• [Short exercise]: Among the records below, find each line that includes the string "dollars" and copy it.

———

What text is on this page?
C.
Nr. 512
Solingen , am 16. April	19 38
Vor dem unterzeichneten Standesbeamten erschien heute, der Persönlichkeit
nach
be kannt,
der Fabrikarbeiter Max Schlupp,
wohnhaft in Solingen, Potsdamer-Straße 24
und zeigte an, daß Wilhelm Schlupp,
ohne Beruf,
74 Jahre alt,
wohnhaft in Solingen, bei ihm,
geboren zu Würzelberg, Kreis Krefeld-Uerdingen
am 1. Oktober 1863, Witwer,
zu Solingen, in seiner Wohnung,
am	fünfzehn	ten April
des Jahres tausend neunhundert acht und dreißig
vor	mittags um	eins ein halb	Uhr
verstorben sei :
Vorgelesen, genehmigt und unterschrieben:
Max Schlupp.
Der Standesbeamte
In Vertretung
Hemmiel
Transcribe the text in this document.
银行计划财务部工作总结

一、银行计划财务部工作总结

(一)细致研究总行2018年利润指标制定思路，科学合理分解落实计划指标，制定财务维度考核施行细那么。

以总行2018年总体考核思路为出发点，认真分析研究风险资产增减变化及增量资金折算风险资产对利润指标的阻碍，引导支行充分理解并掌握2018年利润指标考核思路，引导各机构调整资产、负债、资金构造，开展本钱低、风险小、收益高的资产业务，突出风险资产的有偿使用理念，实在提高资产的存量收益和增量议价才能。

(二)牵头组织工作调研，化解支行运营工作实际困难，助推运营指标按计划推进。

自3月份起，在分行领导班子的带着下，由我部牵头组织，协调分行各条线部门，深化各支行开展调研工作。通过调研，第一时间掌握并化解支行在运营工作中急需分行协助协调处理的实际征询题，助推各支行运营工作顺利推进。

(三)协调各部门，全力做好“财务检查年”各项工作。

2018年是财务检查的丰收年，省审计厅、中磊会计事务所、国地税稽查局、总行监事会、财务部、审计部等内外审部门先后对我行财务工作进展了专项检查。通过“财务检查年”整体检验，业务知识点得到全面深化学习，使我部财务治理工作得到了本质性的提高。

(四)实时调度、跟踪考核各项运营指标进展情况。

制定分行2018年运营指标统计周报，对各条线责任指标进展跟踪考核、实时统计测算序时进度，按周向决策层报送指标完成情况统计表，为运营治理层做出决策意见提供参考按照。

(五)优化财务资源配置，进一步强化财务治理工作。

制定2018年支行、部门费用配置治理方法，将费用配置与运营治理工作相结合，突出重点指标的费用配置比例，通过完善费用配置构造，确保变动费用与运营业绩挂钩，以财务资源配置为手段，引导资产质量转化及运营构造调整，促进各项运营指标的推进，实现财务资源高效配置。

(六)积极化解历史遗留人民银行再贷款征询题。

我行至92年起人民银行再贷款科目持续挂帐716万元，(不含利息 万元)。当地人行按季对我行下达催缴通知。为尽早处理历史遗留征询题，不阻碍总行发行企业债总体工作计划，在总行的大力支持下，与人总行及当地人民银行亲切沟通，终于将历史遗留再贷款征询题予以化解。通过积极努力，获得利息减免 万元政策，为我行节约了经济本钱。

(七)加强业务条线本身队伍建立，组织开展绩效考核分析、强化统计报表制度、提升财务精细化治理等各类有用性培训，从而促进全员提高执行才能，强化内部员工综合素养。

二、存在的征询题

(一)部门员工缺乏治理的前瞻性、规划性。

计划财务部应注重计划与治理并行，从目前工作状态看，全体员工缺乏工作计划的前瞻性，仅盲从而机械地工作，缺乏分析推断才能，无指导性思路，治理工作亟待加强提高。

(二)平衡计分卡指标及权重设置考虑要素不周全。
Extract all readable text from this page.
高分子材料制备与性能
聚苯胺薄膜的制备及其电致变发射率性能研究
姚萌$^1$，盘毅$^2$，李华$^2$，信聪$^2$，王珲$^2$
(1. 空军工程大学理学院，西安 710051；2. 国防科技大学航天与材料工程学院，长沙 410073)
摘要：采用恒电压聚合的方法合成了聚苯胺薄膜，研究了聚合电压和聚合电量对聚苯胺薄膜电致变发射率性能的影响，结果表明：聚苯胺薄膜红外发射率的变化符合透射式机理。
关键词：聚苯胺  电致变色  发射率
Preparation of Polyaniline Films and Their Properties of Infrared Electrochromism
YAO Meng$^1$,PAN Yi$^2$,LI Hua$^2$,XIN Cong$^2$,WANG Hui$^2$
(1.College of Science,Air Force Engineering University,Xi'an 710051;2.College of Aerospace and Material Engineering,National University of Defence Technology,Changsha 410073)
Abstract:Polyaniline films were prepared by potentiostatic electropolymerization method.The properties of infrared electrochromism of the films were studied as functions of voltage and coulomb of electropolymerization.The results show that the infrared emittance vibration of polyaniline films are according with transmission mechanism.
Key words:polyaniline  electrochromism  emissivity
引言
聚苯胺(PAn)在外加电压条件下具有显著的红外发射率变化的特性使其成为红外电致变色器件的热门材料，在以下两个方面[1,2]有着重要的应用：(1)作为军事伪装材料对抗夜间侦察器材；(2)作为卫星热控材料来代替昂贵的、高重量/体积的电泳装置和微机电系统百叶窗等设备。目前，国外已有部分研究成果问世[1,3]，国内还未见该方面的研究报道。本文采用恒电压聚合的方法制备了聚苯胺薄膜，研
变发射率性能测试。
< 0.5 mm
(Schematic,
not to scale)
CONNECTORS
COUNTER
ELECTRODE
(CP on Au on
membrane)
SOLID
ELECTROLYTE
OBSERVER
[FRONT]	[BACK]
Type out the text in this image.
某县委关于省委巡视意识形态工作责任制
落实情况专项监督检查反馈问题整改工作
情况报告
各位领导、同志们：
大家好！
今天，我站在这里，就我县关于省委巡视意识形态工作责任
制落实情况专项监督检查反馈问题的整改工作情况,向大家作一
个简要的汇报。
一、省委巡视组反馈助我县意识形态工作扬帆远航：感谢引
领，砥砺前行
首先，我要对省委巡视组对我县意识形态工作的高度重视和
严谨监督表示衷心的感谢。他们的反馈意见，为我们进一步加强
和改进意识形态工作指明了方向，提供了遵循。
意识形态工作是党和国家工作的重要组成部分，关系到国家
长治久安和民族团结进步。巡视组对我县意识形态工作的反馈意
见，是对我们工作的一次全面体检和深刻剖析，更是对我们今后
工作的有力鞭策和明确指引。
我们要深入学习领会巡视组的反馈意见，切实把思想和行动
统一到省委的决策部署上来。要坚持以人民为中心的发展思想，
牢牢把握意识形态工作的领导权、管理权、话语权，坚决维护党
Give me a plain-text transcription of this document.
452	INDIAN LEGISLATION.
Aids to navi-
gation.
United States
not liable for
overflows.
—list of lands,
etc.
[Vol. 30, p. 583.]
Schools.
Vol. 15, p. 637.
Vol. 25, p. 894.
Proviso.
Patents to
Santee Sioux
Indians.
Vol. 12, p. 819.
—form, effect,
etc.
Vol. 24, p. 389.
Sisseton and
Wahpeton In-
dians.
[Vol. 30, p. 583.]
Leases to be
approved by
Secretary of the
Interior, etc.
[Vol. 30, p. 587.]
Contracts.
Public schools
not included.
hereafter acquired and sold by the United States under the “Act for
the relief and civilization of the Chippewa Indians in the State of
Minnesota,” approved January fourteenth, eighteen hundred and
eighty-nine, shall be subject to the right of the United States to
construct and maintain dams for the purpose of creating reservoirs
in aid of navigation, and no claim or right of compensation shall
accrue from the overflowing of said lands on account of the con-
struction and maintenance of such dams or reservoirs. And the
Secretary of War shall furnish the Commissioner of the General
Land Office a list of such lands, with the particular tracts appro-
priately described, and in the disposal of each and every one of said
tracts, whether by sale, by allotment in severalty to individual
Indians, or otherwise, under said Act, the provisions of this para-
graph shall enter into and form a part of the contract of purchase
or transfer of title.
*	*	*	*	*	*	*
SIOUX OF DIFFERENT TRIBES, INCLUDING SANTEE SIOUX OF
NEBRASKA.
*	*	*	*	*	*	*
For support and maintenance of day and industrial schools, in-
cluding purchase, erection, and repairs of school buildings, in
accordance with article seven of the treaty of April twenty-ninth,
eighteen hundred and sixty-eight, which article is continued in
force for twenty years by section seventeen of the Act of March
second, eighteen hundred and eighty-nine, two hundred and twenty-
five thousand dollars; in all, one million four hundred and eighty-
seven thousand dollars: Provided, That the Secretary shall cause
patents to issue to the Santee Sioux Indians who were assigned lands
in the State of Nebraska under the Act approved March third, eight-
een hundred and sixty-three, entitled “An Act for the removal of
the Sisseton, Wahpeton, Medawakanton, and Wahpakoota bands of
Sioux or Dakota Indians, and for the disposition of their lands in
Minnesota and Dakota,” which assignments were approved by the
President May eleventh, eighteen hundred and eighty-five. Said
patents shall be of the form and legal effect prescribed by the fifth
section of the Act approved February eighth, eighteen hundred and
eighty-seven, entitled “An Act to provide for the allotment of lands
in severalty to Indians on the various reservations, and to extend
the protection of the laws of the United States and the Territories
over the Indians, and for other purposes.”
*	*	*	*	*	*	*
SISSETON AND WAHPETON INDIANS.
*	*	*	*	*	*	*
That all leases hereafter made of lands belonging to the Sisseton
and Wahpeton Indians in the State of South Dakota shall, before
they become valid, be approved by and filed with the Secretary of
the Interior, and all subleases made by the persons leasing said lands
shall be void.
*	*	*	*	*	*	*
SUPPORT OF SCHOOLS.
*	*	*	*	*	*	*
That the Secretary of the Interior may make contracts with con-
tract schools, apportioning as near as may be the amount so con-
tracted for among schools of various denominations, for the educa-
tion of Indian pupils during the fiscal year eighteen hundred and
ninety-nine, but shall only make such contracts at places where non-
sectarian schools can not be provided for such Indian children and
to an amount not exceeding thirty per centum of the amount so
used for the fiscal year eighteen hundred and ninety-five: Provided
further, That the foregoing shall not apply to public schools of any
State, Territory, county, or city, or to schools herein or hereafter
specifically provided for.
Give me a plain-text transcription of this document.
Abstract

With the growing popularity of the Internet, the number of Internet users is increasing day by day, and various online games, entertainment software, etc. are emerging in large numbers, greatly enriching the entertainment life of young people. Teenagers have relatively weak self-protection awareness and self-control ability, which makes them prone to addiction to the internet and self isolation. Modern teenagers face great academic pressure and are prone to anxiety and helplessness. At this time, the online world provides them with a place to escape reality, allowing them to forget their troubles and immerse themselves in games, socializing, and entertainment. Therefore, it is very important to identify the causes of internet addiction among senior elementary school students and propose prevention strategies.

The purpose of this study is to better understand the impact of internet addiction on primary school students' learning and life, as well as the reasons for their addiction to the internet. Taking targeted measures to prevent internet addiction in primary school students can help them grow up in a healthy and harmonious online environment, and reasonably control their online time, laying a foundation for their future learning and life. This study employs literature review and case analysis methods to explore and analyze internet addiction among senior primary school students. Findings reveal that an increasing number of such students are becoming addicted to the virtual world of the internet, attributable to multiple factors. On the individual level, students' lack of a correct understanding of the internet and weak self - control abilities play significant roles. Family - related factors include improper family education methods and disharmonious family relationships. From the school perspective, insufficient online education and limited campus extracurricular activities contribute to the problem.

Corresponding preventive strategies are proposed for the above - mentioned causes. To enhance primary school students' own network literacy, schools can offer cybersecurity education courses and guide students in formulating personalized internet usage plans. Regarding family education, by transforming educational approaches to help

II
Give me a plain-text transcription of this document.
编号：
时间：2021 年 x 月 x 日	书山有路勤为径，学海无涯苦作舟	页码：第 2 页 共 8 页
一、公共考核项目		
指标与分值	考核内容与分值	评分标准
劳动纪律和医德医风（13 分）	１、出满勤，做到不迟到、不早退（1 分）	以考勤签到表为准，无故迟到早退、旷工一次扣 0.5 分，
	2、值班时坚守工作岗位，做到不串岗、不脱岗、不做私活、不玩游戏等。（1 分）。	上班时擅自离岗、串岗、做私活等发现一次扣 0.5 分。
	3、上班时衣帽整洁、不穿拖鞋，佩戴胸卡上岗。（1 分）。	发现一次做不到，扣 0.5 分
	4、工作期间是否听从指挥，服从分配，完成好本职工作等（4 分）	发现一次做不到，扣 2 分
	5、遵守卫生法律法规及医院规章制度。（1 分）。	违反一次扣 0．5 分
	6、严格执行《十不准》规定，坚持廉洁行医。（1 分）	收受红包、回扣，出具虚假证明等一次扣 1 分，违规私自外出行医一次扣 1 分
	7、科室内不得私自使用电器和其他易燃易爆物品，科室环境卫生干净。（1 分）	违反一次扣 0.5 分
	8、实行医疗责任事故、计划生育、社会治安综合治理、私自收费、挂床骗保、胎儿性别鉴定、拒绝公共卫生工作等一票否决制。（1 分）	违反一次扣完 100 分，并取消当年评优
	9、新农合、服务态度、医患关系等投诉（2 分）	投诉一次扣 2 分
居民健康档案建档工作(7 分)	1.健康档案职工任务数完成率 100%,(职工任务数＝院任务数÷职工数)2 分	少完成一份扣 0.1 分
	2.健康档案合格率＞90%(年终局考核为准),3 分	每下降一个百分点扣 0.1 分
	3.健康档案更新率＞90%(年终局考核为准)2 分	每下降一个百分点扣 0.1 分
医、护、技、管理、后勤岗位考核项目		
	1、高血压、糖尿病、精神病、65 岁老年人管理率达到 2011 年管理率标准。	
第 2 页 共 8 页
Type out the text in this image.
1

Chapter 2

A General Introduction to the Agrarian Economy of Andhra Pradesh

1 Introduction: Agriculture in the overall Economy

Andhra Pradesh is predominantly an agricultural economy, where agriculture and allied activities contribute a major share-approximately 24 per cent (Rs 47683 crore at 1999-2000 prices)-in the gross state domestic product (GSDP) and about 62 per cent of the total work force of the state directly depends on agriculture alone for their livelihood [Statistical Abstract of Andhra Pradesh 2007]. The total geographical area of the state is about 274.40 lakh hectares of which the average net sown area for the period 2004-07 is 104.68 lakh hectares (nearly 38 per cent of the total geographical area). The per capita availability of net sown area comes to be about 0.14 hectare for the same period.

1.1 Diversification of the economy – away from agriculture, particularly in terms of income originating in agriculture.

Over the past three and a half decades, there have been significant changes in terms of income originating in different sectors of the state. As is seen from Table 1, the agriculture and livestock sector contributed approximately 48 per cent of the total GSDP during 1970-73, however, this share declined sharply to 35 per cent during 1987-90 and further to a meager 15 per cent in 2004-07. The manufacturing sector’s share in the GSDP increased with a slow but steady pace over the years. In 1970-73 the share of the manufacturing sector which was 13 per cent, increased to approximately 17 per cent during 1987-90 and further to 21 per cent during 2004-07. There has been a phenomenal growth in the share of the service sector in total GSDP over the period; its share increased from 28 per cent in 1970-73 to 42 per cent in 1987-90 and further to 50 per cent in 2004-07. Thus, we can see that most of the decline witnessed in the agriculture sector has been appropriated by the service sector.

———

• [Solution to this problem]:
five thousand dollars; in all, one million four hundred and eighty-
seven thousand dollars: Provided, That the Secretary shall cause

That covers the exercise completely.